Work to be completed:
Give the number of lines in the data that contain "values", and nothing more.

Entries provided:
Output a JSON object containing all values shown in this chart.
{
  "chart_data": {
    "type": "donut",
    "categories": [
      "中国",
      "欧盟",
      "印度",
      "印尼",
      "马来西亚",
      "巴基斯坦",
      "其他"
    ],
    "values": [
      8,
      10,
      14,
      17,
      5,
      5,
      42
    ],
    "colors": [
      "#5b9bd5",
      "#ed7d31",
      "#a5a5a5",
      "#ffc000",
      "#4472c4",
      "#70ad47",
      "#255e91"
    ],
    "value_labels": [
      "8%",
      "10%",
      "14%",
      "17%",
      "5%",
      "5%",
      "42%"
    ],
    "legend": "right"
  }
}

Result of the exercise:
2